• **WORK TO DO**
Show each line from the listing that includes the word "title".

• **EXTRACTED RECORDS**
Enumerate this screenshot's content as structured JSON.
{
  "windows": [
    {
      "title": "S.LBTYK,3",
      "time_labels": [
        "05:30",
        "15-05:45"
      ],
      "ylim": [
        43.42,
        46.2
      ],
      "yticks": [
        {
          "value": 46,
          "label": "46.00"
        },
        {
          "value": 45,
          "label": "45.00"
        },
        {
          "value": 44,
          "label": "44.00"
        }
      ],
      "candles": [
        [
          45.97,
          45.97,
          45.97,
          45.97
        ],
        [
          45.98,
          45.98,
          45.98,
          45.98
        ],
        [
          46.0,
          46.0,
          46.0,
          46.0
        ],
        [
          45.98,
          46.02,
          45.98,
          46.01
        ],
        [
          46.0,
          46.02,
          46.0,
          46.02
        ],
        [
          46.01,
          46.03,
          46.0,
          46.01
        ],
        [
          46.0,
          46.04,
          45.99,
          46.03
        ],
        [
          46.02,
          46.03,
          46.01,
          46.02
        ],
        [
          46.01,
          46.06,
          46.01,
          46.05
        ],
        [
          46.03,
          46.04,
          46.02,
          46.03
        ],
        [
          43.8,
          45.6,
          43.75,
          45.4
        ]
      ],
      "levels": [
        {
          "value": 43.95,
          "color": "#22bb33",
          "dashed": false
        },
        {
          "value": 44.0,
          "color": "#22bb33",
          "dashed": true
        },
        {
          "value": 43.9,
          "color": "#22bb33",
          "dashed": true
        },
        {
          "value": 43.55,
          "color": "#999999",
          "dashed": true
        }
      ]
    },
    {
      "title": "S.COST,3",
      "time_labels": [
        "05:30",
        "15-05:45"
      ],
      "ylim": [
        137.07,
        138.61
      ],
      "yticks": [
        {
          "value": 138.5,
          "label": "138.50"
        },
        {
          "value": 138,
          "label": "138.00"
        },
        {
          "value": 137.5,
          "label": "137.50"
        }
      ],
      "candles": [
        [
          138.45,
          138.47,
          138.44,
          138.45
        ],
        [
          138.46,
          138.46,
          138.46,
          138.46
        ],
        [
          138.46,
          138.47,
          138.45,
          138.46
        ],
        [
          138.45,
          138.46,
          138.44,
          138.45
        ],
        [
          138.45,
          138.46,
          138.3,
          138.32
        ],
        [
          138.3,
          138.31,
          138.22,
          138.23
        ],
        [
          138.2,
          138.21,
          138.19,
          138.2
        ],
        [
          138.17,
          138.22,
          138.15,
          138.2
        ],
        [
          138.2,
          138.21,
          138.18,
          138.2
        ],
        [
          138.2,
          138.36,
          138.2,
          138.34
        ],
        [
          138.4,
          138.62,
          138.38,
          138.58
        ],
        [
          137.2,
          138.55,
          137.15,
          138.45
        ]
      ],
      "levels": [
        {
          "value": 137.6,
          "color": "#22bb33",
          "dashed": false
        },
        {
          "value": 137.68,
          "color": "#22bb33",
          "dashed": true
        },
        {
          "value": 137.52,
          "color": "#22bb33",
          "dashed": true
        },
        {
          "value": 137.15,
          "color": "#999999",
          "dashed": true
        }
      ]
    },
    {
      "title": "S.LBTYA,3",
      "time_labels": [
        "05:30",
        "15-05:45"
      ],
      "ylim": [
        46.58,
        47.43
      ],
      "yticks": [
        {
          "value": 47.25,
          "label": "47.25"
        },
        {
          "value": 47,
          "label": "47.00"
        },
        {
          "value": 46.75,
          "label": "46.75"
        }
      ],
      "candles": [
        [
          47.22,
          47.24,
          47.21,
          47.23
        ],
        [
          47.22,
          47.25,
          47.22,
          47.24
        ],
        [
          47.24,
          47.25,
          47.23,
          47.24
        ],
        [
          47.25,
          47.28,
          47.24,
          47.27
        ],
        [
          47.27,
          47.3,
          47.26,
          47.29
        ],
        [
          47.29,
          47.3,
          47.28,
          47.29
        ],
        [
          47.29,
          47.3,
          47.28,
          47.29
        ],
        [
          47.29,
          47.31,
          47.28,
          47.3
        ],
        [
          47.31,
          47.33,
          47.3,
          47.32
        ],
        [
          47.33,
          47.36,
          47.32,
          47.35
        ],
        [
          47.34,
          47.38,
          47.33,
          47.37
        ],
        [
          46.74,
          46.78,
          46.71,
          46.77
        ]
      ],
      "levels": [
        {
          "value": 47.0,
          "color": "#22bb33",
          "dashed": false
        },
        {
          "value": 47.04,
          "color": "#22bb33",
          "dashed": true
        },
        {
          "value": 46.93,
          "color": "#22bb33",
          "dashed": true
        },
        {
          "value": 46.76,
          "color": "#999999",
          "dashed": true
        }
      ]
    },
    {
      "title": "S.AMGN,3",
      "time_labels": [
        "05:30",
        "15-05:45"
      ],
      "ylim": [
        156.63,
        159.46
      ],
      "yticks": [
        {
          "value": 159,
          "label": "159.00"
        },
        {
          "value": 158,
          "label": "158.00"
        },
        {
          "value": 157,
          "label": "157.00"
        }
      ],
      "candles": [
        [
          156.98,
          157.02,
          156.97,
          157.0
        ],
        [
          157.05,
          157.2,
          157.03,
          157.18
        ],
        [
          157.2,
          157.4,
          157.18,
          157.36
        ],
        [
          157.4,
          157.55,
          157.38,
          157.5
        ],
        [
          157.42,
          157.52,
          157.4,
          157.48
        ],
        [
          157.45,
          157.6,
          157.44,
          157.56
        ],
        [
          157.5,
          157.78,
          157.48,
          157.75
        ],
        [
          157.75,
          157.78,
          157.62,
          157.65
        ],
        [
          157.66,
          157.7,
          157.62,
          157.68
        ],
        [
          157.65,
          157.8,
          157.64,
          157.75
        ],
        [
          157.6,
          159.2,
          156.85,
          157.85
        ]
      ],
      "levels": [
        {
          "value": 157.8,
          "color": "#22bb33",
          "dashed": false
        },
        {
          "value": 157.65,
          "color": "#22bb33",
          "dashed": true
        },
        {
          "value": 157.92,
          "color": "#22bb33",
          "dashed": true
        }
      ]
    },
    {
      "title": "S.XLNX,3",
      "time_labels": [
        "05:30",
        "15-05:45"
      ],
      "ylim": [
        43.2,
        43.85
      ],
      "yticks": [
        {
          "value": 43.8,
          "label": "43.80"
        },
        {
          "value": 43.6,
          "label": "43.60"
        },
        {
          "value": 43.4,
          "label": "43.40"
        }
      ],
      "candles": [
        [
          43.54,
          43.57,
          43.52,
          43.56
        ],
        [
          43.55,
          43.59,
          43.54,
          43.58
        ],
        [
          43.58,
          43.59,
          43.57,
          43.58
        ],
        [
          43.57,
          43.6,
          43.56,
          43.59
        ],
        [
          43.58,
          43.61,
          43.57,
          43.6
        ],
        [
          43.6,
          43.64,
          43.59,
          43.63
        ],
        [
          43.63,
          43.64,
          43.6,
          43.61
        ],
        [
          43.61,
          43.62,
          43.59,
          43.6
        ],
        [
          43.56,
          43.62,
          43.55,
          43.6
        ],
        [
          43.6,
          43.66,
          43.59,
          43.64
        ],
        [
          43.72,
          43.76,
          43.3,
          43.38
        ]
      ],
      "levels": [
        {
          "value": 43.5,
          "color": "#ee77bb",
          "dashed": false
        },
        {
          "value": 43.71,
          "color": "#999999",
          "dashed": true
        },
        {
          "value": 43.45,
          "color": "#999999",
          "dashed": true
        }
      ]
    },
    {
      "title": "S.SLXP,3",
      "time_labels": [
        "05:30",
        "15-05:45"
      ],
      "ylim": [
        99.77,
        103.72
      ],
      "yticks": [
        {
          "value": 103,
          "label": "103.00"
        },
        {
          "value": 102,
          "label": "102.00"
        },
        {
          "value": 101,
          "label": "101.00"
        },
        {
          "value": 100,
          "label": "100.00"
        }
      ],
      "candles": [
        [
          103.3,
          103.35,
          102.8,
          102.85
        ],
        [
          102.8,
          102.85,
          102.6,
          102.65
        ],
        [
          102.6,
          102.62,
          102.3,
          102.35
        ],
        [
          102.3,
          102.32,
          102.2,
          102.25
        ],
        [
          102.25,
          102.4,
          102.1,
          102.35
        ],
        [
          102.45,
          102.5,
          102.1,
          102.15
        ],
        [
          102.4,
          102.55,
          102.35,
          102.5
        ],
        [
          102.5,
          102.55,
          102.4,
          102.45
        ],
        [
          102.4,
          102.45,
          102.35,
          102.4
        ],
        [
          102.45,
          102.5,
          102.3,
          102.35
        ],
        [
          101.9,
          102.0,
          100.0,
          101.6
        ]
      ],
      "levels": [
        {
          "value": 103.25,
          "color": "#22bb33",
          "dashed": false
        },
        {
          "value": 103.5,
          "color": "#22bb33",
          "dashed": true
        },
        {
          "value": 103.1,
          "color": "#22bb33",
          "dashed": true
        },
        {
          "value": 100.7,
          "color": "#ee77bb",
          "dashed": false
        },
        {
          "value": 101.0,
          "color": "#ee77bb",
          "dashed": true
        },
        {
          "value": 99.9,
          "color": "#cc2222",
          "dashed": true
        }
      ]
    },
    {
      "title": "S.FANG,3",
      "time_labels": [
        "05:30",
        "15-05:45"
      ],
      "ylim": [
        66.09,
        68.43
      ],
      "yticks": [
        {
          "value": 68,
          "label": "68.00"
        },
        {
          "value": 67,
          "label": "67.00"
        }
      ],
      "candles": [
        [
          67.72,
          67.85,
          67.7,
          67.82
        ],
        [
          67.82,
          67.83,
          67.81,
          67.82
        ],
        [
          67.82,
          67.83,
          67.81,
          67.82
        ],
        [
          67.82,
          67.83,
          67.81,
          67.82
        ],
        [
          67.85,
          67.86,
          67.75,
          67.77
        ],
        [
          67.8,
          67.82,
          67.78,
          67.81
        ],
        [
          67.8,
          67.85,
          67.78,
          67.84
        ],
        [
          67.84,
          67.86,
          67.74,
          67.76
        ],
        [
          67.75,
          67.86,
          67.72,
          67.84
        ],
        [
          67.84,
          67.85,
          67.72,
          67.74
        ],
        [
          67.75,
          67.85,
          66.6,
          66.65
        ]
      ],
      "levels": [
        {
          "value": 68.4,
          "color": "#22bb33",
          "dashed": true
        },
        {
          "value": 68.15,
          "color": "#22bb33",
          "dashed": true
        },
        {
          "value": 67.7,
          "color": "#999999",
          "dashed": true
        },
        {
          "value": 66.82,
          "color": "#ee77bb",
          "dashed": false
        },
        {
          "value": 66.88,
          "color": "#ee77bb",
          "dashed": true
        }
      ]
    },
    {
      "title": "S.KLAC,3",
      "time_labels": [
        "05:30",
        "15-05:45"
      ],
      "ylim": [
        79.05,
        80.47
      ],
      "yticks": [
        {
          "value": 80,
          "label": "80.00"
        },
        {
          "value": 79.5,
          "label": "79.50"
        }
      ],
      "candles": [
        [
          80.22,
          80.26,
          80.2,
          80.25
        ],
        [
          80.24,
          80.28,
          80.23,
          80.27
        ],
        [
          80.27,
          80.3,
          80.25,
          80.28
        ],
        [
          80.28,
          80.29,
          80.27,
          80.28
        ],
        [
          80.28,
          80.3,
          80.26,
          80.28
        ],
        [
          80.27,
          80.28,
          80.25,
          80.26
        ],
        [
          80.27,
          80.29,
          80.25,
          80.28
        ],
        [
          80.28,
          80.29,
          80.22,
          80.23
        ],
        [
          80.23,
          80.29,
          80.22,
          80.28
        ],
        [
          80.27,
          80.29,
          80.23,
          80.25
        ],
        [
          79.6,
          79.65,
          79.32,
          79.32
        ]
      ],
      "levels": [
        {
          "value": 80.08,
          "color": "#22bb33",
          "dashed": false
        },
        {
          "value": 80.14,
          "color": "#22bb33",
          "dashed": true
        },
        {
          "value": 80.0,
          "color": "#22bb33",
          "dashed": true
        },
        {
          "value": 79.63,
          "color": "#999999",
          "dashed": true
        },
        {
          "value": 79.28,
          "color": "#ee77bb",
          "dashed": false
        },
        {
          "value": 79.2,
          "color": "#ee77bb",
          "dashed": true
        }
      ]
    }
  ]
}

• **SOLUTION TO THIS EXERCISE**
      "title": "S.LBTYK,3",
      "title": "S.COST,3",
      "title": "S.LBTYA,3",
      "title": "S.AMGN,3",
      "title": "S.XLNX,3",
      "title": "S.SLXP,3",
      "title": "S.FANG,3",
      "title": "S.KLAC,3",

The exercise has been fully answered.